Dataset entries
%%
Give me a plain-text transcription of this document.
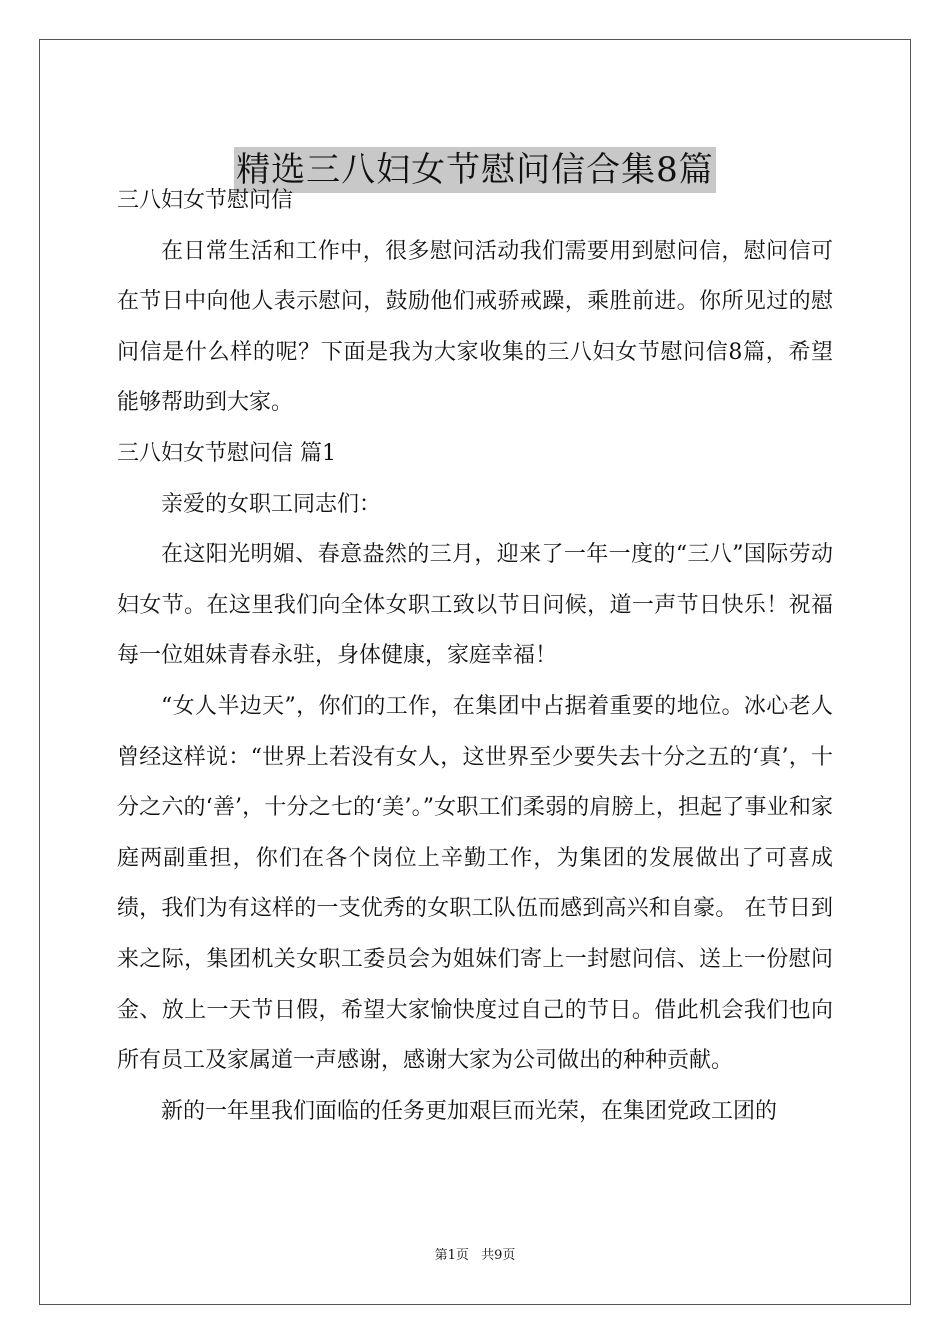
精选三八妇女节慰问信合集8篇

三八妇女节慰问信

在日常生活和工作中，很多慰问活动我们需要用到慰问信，慰问信可在节日中向他人表示慰问，鼓励他们戒骄戒躁，乘胜前进。你所见过的慰问信是什么样的呢？下面是我为大家收集的三八妇女节慰问信8篇，希望能够帮助到大家。

三八妇女节慰问信 篇1

亲爱的女职工同志们：

在这阳光明媚、春意盎然的三月，迎来了一年一度的“三八”国际劳动妇女节。在这里我们向全体女职工致以节日问候，道一声节日快乐！祝福每一位姐妹青春永驻，身体健康，家庭幸福！

“女人半边天”，你们的工作，在集团中占据着重要的地位。冰心老人曾经这样说：“世界上若没有女人，这世界至少要失去十分之五的‘真’，十分之六的‘善’，十分之七的‘美’。”女职工们柔弱的肩膀上，担起了事业和家庭两副重担，你们在各个岗位上辛勤工作，为集团的发展做出了可喜成绩，我们为有这样的一支优秀的女职工队伍而感到高兴和自豪。 在节日到来之际，集团机关女职工委员会为姐妹们寄上一封慰问信、送上一份慰问金、放上一天节日假，希望大家愉快度过自己的节日。借此机会我们也向所有员工及家属道一声感谢，感谢大家为公司做出的种种贡献。

新的一年里我们面临的任务更加艰巨而光荣，在集团党政工团的

第1页 共9页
%%
Request =>
Without the pictures, return all the records precisely as they stand.

The completed task =>
Give me a plain-text transcription of this document.
精选三八妇女节慰问信合集8篇

三八妇女节慰问信

在日常生活和工作中，很多慰问活动我们需要用到慰问信，慰问信可在节日中向他人表示慰问，鼓励他们戒骄戒躁，乘胜前进。你所见过的慰问信是什么样的呢？下面是我为大家收集的三八妇女节慰问信8篇，希望能够帮助到大家。

三八妇女节慰问信 篇1

亲爱的女职工同志们：

在这阳光明媚、春意盎然的三月，迎来了一年一度的“三八”国际劳动妇女节。在这里我们向全体女职工致以节日问候，道一声节日快乐！祝福每一位姐妹青春永驻，身体健康，家庭幸福！

“女人半边天”，你们的工作，在集团中占据着重要的地位。冰心老人曾经这样说：“世界上若没有女人，这世界至少要失去十分之五的‘真’，十分之六的‘善’，十分之七的‘美’。”女职工们柔弱的肩膀上，担起了事业和家庭两副重担，你们在各个岗位上辛勤工作，为集团的发展做出了可喜成绩，我们为有这样的一支优秀的女职工队伍而感到高兴和自豪。 在节日到来之际，集团机关女职工委员会为姐妹们寄上一封慰问信、送上一份慰问金、放上一天节日假，希望大家愉快度过自己的节日。借此机会我们也向所有员工及家属道一声感谢，感谢大家为公司做出的种种贡献。

新的一年里我们面临的任务更加艰巨而光荣，在集团党政工团的

第1页 共9页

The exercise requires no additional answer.